| THE TASK |
Copy each line containing the word "have" from the records that follow, please.

| RECORDS PROVIDED |

-------

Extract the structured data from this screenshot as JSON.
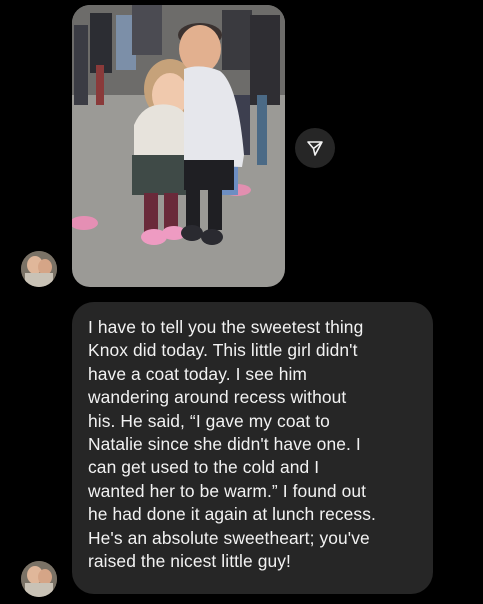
{
  "thread": {
    "photo_message": {
      "alt": "Photo of a boy and a girl hugging on a school playground",
      "share_icon": "paper-plane-icon"
    },
    "sender_avatar_icon": "avatar-photo",
    "text_message": {
      "lines": [
        "I have to tell you the sweetest thing",
        "Knox did today. This little girl didn't",
        "have a coat today. I see him",
        "wandering around recess without",
        "his. He said, “I gave my coat to",
        "Natalie since she didn't have one. I",
        "can get used to the cold and I",
        "wanted her to be warm.” I found out",
        "he had done it again at lunch recess.",
        "He's an absolute sweetheart; you've",
        "raised the nicest little guy!"
      ]
    },
    "colors": {
      "background": "#000000",
      "bubble": "#262626",
      "text": "#f2f2f2"
    }
  }
}
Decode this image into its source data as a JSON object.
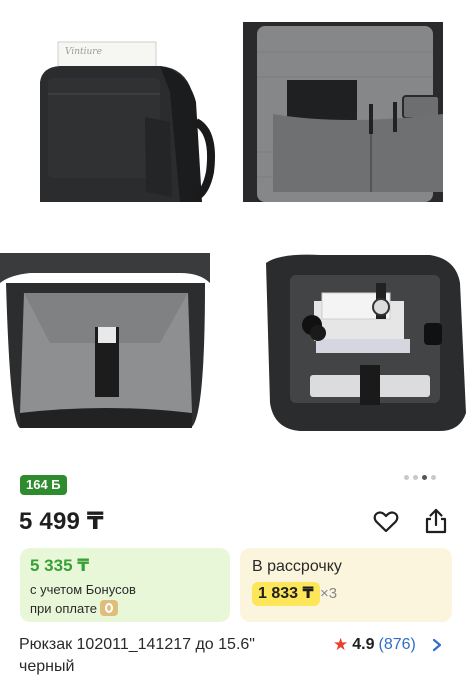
{
  "gallery": {
    "photos": [
      {
        "name": "backpack-front-pocket-photo",
        "notebook_text": "Vintiure"
      },
      {
        "name": "backpack-inner-pockets-photo"
      },
      {
        "name": "backpack-laptop-compartment-photo"
      },
      {
        "name": "backpack-contents-photo"
      }
    ],
    "pager": {
      "count": 4,
      "active_index": 2
    }
  },
  "bonus_badge": "164 Б",
  "price": "5 499 ₸",
  "actions": {
    "favorite_icon": "heart-icon",
    "share_icon": "share-icon"
  },
  "bonus_card": {
    "price": "5 335 ₸",
    "line1": "с учетом Бонусов",
    "line2": "при оплате"
  },
  "installment_card": {
    "title": "В рассрочку",
    "amount": "1 833 ₸",
    "times": "×3"
  },
  "product": {
    "title_line1": "Рюкзак 102011_141217 до 15.6\"",
    "title_line2": "черный",
    "rating": "4.9",
    "reviews": "(876)"
  },
  "colors": {
    "bonus_green": "#2e8b2e",
    "price_green": "#36a135",
    "review_blue": "#2f6fc5",
    "star_red": "#e8402e",
    "pill_yellow": "#fde65a"
  }
}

-------

| ANSWER TO THIS EXERCISE |
        "I have to tell you the sweetest thing",
        "have a coat today. I see him",
        "Natalie since she didn't have one. I",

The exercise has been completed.